**Task to carry out**
Pick out each line containing the string "μέσα".
— BEGIN Task input —
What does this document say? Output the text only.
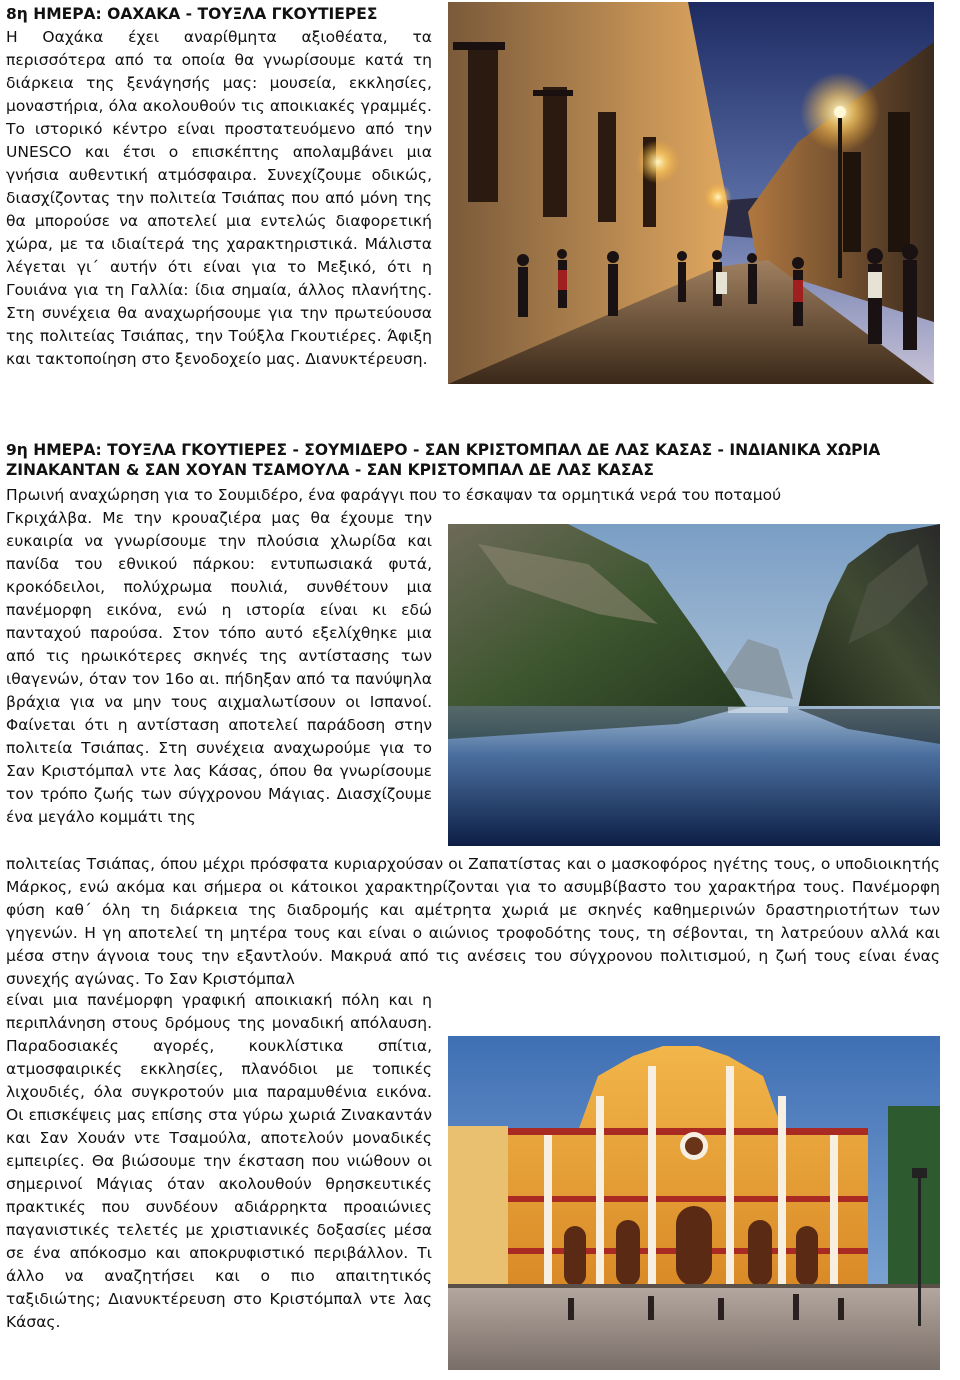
8η ΗΜΕΡΑ: ΟΑΧΑΚΑ - ΤΟΥΞΛΑ ΓΚΟΥΤΙΕΡΕΣ

Η Οαχάκα έχει αναρίθμητα αξιοθέατα, τα περισσότερα από τα οποία θα γνωρίσουμε κατά τη διάρκεια της ξενάγησής μας: μουσεία, εκκλησίες, μοναστήρια, όλα ακολουθούν τις αποικιακές γραμμές. Το ιστορικό κέντρο είναι προστατευόμενο από την UNESCO και έτσι ο επισκέπτης απολαμβάνει μια γνήσια αυθεντική ατμόσφαιρα. Συνεχίζουμε οδικώς, διασχίζοντας την πολιτεία Τσιάπας που από μόνη της θα μπορούσε να αποτελεί μια εντελώς διαφορετική χώρα, με τα ιδιαίτερά της χαρακτηριστικά. Μάλιστα λέγεται γι΄ αυτήν ότι είναι για το Μεξικό, ότι η Γουιάνα για τη Γαλλία: ίδια σημαία, άλλος πλανήτης. Στη συνέχεια θα αναχωρήσουμε για την πρωτεύουσα της πολιτείας Τσιάπας, την Τούξλα Γκουτιέρες. Άφιξη και τακτοποίηση στο ξενοδοχείο μας. Διανυκτέρευση.

9η ΗΜΕΡΑ: ΤΟΥΞΛΑ ΓΚΟΥΤΙΕΡΕΣ - ΣΟΥΜΙΔΕΡΟ - ΣΑΝ ΚΡΙΣΤΟΜΠΑΛ ΔΕ ΛΑΣ ΚΑΣΑΣ - ΙΝΔΙΑΝΙΚΑ ΧΩΡΙΑ ΖΙΝΑΚΑΝΤΑΝ & ΣΑΝ ΧΟΥΑΝ ΤΣΑΜΟΥΛΑ - ΣΑΝ ΚΡΙΣΤΟΜΠΑΛ ΔΕ ΛΑΣ ΚΑΣΑΣ

Πρωινή αναχώρηση για το Σουμιδέρο, ένα φαράγγι που το έσκαψαν τα ορμητικά νερά του ποταμού

Γκριχάλβα. Με την κρουαζιέρα μας θα έχουμε την ευκαιρία να γνωρίσουμε την πλούσια χλωρίδα και πανίδα του εθνικού πάρκου: εντυπωσιακά φυτά, κροκόδειλοι, πολύχρωμα πουλιά, συνθέτουν μια πανέμορφη εικόνα, ενώ η ιστορία είναι κι εδώ πανταχού παρούσα. Στον τόπο αυτό εξελίχθηκε μια από τις ηρωικότερες σκηνές της αντίστασης των ιθαγενών, όταν τον 16ο αι. πήδηξαν από τα πανύψηλα βράχια για να μην τους αιχμαλωτίσουν οι Ισπανοί. Φαίνεται ότι η αντίσταση αποτελεί παράδοση στην πολιτεία Τσιάπας. Στη συνέχεια αναχωρούμε για το Σαν Κριστόμπαλ ντε λας Κάσας, όπου θα γνωρίσουμε τον τρόπο ζωής των σύγχρονου Μάγιας. Διασχίζουμε ένα μεγάλο κομμάτι της

πολιτείας Τσιάπας, όπου μέχρι πρόσφατα κυριαρχούσαν οι Ζαπατίστας και ο μασκοφόρος ηγέτης τους, ο υποδιοικητής Μάρκος, ενώ ακόμα και σήμερα οι κάτοικοι χαρακτηρίζονται για το ασυμβίβαστο του χαρακτήρα τους. Πανέμορφη φύση καθ΄ όλη τη διάρκεια της διαδρομής και αμέτρητα χωριά με σκηνές καθημερινών δραστηριοτήτων των γηγενών. Η γη αποτελεί τη μητέρα τους και είναι ο αιώνιος τροφοδότης τους, τη σέβονται, τη λατρεύουν αλλά και μέσα στην άγνοια τους την εξαντλούν. Μακρυά από τις ανέσεις του σύγχρονου πολιτισμού, η ζωή τους είναι ένας συνεχής αγώνας. Το Σαν Κριστόμπαλ

είναι μια πανέμορφη γραφική αποικιακή πόλη και η περιπλάνηση στους δρόμους της μοναδική απόλαυση. Παραδοσιακές αγορές, κουκλίστικα σπίτια, ατμοσφαιρικές εκκλησίες, πλανόδιοι με τοπικές λιχουδιές, όλα συγκροτούν μια παραμυθένια εικόνα. Οι επισκέψεις μας επίσης στα γύρω χωριά Ζινακαντάν και Σαν Χουάν ντε Τσαμούλα, αποτελούν μοναδικές εμπειρίες. Θα βιώσουμε την έκσταση που νιώθουν οι σημερινοί Μάγιας όταν ακολουθούν θρησκευτικές πρακτικές που συνδέουν αδιάρρηκτα προαιώνιες παγανιστικές τελετές με χριστιανικές δοξασίες μέσα σε ένα απόκοσμο και αποκρυφιστικό περιβάλλον. Τι άλλο να αναζητήσει και ο πιο απαιτητικός ταξιδιώτης; Διανυκτέρευση στο Κριστόμπαλ ντε λας Κάσας.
— END Task input —
**Exercise result**
πολιτείας Τσιάπας, όπου μέχρι πρόσφατα κυριαρχούσαν οι Ζαπατίστας και ο μασκοφόρος ηγέτης τους, ο υποδιοικητής Μάρκος, ενώ ακόμα και σήμερα οι κάτοικοι χαρακτηρίζονται για το ασυμβίβαστο του χαρακτήρα τους. Πανέμορφη φύση καθ΄ όλη τη διάρκεια της διαδρομής και αμέτρητα χωριά με σκηνές καθημερινών δραστηριοτήτων των γηγενών. Η γη αποτελεί τη μητέρα τους και είναι ο αιώνιος τροφοδότης τους, τη σέβονται, τη λατρεύουν αλλά και μέσα στην άγνοια τους την εξαντλούν. Μακρυά από τις ανέσεις του σύγχρονου πολιτισμού, η ζωή τους είναι ένας συνεχής αγώνας. Το Σαν Κριστόμπαλ
είναι μια πανέμορφη γραφική αποικιακή πόλη και η περιπλάνηση στους δρόμους της μοναδική απόλαυση. Παραδοσιακές αγορές, κουκλίστικα σπίτια, ατμοσφαιρικές εκκλησίες, πλανόδιοι με τοπικές λιχουδιές, όλα συγκροτούν μια παραμυθένια εικόνα. Οι επισκέψεις μας επίσης στα γύρω χωριά Ζινακαντάν και Σαν Χουάν ντε Τσαμούλα, αποτελούν μοναδικές εμπειρίες. Θα βιώσουμε την έκσταση που νιώθουν οι σημερινοί Μάγιας όταν ακολουθούν θρησκευτικές πρακτικές που συνδέουν αδιάρρηκτα προαιώνιες παγανιστικές τελετές με χριστιανικές δοξασίες μέσα σε ένα απόκοσμο και αποκρυφιστικό περιβάλλον. Τι άλλο να αναζητήσει και ο πιο απαιτητικός ταξιδιώτης; Διανυκτέρευση στο Κριστόμπαλ ντε λας Κάσας.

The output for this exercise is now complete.